§ **Selected text**
True, although I suspect it was more a legal blanket CYA statement as the executives and their high pay are realizing their chain restaurant credit card processing system has been compromised and its coming out in public (with associated liability and large customer falloff).
It would be better if CiCi’s execs had said they turned off the “infected” POS systems or something, instead it just sounds like they’re trying to figure out what to do while letting their customers credit cards get stolen…and now nobody will want to go there.
Mark, Sasparilla, Baz K, others:
As a customer raising a question, since nothing at the POS says anything about the security of the card processing, what question could be asked to the store manager (that would be answered) as to the assurance that a payment card I use wouldn’t be compromised? It may be more of an annoyance question than expecting any trustworthy, good answer.
Maybe this is too obvious to be stated: The implication of this post is that the breach is continuing and that CiCi’s, or whoever is running the POS systems, has not made any effort to end the breach. A Google news search on this seems to confirm that the breach is ongoing. Hmmm…
Here is the key to a lot of security breech’s if we are to believe this defense: “All of these attacks have been traced to social engineering/Team Viewer breaches because stores from SEVERAL POS vendors let supposed techs in to conduct ‘support,’” said Stephen P. Warne, vice president of service and support, in an email to this author. “Nothing to do with any of our support mechanisms which are highly restricted and well within PCI Compliance.”
The initial report seemed to mention that DataPoint POS customers were targeted. CiCi’s just seems to be the only company aware or admitting they were impacted from their own volition. Is it possible a merchant like Subway or other major DataPoint users were impacted but are admitting it or aware? Due to the allegations please don’t post this, I don’t need Subway’s version of Todd or DataPoint Todd 2.0 commenting on the defensive. I am concerned for consumers not the CYA of companies. I value your input, understanding, and objectivity.
Apologies I thought the comment would be pending review. (Also correction…I meant are not admitting it or are not aware)
Actually, as stated in the article, CiCi’s has not yet acknowledged a breach (at least not to me).
Oh I see, thank you for pointing that out. I apologize for being mistaken. I sincerely hope that any and all impacted merchants identify and rectify this as soon as possible. So impacted consumers can take the necessary steps to protect themselves before fraud occurs and purchase in peace.
More and more I am glad I use cash for in person purchases. Gas, grocery, restaurant, etc. Seems I only use CC for Amazon and Frontier bill.
I would like to get in the habit of doing that. However, I just really love the convenience of the plastic and I have a bit of a habit to lose things..and all the liability of real paper money is on me.
>>More and more I am glad I use cash for in person purchases
I still carry little cash, just have two cards that have decent rewards. If something happens I use the other until the card co sends me a replacement. Doesn’t bother me in the slightest if the card # gets compromised, truly doesn’t affect me.

§ **List of tasks**
**1)** Quote the CiCi's breach comments between "Oh I see, thank" and "money is on me.", inclusive.
**2)** In the CiCi's breach comments, what does the commenter who pays cash for in-person purchases still use a credit card for?

§ **Data records**

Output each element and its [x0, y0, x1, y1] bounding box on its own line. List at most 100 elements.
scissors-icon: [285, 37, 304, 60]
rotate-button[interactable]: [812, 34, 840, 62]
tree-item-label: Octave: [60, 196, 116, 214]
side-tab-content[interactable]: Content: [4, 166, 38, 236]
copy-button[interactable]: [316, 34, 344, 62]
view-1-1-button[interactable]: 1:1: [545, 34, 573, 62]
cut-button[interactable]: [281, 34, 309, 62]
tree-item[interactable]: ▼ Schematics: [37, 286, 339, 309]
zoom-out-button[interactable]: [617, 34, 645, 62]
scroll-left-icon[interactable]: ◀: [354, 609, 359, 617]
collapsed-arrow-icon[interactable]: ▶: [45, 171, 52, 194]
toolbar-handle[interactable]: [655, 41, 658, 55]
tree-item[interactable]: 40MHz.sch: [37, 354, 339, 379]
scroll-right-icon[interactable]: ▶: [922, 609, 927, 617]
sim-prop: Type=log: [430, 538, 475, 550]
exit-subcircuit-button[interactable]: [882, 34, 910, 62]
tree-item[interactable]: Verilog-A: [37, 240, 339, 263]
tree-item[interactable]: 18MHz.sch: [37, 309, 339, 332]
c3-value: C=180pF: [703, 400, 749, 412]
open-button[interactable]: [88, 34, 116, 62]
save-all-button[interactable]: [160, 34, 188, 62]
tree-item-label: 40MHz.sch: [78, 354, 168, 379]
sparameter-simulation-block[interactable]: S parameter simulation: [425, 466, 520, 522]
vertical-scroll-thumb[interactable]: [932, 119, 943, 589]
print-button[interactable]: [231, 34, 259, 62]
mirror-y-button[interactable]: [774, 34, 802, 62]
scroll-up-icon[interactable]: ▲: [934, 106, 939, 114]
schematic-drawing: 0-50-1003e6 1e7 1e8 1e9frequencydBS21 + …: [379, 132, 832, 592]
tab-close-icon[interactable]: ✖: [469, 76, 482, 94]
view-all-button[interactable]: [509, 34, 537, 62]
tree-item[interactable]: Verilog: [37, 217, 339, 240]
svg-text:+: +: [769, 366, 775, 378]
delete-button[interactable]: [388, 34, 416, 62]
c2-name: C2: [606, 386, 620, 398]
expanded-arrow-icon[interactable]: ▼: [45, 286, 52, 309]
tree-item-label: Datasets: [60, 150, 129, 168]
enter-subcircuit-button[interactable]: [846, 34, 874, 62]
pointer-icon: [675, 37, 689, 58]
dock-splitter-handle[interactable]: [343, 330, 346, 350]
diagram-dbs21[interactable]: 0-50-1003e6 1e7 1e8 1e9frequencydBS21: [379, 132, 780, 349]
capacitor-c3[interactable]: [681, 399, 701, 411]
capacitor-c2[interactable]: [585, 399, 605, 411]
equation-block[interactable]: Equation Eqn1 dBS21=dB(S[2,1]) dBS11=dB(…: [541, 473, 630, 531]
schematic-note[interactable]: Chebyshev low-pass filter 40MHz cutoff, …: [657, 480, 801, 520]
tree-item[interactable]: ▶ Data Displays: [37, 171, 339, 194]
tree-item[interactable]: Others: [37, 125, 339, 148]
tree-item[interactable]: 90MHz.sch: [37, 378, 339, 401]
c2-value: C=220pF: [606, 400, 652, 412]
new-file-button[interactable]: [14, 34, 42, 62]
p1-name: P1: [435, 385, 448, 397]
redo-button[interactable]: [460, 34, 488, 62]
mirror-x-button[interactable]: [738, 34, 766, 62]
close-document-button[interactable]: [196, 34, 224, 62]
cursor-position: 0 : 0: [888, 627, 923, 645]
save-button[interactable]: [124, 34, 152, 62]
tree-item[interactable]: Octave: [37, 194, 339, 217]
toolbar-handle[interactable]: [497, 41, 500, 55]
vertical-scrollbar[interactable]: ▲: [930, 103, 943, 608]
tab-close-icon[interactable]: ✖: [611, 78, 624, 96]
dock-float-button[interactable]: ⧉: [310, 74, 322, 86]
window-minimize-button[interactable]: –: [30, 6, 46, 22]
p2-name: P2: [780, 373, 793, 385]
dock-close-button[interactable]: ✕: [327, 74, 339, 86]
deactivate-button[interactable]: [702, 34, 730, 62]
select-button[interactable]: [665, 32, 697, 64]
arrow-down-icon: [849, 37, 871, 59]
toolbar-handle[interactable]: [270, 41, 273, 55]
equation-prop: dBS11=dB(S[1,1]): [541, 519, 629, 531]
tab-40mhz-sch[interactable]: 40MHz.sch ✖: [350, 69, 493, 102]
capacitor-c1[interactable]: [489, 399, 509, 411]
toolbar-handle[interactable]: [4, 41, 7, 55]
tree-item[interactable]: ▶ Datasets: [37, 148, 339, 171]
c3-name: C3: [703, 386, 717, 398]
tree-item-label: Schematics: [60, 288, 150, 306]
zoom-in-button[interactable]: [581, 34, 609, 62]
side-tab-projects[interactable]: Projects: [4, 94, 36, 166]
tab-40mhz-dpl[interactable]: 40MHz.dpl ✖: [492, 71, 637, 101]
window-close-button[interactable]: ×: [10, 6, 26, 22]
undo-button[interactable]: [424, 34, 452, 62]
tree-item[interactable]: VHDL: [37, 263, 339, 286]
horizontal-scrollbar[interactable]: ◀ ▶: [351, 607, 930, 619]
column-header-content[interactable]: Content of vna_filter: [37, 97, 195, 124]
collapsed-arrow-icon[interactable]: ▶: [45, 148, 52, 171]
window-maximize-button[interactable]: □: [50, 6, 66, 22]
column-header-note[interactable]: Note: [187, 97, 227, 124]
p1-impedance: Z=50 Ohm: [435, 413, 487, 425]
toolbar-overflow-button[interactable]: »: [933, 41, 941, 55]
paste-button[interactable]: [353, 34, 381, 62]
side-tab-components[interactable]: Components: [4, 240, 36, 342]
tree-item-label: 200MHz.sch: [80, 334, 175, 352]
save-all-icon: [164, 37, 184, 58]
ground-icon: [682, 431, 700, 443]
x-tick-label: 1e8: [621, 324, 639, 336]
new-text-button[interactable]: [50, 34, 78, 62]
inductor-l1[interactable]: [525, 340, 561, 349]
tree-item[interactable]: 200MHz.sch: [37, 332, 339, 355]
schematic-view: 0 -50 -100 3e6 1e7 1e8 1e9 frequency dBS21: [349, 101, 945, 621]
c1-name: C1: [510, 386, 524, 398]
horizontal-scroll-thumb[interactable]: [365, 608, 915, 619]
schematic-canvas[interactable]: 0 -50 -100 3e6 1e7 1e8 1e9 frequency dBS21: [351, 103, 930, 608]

§ **Results**
**1)**
Oh I see, thank you for pointing that out. I apologize for being mistaken. I sincerely hope that any and all impacted merchants identify and rectify this as soon as possible. So impacted consumers can take the necessary steps to protect themselves before fraud occurs and purchase in peace.
More and more I am glad I use cash for in person purchases. Gas, grocery, restaurant, etc. Seems I only use CC for Amazon and Frontier bill.
I would like to get in the habit of doing that. However, I just really love the convenience of the plastic and I have a bit of a habit to lose things..and all the liability of real paper money is on me.

**2)** Amazon and the Frontier bill.